Goal of the exercise:
Search the data for the string "слога" and extract every line where it appears.

Task input:

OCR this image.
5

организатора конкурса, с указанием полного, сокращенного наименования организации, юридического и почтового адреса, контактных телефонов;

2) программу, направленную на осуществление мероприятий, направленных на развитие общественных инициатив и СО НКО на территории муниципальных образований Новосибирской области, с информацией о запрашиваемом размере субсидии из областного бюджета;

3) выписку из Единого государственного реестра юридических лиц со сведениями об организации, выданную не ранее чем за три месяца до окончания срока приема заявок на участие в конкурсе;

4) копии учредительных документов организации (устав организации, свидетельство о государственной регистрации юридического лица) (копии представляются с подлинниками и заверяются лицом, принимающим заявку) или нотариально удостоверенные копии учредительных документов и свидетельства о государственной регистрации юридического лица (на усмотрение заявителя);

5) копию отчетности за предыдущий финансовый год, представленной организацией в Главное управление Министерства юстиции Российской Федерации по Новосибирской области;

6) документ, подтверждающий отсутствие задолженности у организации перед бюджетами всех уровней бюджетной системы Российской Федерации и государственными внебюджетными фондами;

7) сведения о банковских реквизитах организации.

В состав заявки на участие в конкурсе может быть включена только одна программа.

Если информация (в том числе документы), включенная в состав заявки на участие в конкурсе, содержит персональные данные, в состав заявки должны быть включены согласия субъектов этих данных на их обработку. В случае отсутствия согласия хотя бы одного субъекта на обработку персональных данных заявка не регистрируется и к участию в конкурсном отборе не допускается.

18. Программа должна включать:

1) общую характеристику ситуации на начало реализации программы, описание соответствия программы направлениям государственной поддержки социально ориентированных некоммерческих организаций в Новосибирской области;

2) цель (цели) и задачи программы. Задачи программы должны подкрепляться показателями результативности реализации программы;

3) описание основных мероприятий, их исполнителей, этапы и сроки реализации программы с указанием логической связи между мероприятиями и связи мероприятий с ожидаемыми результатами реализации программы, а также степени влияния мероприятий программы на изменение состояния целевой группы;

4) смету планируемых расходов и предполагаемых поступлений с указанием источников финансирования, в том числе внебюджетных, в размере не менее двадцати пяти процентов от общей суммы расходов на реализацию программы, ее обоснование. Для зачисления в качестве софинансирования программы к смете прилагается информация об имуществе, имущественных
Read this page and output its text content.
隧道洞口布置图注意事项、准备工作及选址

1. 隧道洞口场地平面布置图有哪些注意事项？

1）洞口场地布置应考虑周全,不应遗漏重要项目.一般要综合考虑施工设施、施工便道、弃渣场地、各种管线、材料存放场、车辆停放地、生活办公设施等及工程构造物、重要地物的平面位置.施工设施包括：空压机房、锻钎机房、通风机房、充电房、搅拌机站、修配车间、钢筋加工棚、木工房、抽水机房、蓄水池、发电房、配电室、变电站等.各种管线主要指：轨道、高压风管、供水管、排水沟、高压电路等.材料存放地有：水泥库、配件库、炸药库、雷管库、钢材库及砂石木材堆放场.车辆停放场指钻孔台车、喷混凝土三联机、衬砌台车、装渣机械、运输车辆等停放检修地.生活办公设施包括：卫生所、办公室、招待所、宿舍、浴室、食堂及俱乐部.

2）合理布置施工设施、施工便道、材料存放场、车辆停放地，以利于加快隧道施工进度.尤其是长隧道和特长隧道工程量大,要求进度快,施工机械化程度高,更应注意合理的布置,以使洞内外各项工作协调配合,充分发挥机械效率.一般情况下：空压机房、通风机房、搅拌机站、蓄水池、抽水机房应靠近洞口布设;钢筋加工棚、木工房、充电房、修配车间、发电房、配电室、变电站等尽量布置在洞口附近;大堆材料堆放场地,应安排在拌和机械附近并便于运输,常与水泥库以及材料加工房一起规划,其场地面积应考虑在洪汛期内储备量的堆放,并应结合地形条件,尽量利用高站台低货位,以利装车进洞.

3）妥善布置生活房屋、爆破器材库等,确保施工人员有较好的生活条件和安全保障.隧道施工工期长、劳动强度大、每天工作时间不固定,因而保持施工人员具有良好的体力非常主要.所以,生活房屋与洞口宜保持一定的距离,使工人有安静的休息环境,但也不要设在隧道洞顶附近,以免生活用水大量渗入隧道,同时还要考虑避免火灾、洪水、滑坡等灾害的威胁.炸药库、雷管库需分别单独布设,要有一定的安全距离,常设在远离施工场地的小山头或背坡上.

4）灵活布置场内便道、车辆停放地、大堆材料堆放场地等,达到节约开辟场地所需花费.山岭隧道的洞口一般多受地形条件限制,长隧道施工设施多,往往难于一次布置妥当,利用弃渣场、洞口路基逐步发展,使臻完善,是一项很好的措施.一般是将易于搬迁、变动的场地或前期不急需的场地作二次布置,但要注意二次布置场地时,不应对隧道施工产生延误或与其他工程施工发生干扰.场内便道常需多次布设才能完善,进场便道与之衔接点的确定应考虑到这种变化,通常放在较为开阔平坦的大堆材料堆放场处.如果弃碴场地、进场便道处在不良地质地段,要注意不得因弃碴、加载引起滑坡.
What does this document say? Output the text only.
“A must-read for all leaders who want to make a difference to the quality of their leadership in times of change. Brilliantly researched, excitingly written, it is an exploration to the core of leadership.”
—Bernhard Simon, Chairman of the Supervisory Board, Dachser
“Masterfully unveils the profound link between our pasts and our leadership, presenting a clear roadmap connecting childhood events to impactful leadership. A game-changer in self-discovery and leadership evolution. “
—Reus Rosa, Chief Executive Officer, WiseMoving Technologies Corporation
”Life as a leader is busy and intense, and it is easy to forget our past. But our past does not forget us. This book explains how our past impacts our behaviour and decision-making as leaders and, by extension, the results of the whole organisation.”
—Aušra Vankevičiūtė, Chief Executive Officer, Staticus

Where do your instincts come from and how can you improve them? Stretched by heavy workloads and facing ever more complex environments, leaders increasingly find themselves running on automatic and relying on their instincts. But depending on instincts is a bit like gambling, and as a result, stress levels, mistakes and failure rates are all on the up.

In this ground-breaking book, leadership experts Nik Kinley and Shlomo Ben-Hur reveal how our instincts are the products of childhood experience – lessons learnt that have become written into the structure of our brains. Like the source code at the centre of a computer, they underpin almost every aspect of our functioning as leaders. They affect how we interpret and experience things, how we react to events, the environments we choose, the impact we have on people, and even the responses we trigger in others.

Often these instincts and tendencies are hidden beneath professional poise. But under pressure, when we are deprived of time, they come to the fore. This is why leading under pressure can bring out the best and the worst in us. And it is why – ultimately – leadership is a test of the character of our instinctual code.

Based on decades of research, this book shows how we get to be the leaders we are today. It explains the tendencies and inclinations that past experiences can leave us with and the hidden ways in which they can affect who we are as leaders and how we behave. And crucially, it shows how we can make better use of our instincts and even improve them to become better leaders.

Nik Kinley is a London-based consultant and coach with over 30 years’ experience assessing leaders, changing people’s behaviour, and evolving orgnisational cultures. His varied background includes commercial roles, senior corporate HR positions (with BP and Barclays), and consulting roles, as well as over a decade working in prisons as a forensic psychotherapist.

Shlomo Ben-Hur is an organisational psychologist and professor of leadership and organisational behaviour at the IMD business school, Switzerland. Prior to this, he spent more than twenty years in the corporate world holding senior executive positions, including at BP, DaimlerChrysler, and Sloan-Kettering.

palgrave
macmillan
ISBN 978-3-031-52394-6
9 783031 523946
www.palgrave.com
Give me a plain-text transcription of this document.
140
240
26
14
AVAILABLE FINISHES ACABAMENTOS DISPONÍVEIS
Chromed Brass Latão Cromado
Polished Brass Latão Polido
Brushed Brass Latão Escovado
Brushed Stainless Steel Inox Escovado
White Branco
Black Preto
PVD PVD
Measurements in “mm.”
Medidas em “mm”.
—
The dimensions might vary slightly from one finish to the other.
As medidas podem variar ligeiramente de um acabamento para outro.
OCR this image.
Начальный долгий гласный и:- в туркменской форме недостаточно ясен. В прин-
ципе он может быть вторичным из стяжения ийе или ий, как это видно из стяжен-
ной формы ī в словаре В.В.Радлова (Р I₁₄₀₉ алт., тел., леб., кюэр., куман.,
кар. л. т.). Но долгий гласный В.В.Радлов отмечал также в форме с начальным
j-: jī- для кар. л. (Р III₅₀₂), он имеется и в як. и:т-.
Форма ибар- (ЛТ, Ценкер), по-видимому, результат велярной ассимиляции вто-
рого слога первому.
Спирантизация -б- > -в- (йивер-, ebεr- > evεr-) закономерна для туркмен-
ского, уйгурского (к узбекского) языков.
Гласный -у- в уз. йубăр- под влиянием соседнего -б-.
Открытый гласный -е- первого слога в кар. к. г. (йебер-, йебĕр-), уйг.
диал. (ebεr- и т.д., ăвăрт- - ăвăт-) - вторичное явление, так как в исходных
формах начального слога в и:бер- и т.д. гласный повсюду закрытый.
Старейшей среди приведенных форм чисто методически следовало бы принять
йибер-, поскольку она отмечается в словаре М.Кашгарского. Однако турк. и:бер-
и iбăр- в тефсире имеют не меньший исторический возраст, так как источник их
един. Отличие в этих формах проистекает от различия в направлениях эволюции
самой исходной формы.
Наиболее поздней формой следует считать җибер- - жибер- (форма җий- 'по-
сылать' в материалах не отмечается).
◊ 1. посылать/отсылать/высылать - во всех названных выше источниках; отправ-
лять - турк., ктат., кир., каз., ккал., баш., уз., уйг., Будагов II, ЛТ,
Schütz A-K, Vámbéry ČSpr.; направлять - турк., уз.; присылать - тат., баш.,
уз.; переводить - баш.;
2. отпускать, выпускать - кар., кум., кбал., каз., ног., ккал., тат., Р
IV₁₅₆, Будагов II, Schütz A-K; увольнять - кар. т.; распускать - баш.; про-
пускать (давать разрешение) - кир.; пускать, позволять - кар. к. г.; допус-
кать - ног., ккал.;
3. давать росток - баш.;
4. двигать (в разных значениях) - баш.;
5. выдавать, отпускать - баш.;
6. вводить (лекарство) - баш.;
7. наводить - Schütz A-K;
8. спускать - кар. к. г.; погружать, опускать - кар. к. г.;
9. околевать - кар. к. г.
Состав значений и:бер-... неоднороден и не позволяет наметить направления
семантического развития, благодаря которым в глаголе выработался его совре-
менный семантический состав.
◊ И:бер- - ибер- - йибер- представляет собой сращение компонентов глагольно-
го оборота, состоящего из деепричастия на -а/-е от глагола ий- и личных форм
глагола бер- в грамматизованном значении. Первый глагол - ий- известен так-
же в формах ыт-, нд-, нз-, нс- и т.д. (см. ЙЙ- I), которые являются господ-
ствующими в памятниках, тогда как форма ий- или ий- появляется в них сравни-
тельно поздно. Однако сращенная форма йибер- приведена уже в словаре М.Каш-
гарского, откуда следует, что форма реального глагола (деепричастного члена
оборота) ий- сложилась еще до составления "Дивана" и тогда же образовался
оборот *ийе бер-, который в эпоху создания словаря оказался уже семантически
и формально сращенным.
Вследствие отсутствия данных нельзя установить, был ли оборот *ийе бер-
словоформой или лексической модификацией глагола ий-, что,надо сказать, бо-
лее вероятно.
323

Completed exercise:
рого слога первому.
Открытый гласный -е- первого слога в кар. к. г. (йебер-, йебĕр-), уйг.
формах начального слога в и:бер- и т.д. гласный повсюду закрытый.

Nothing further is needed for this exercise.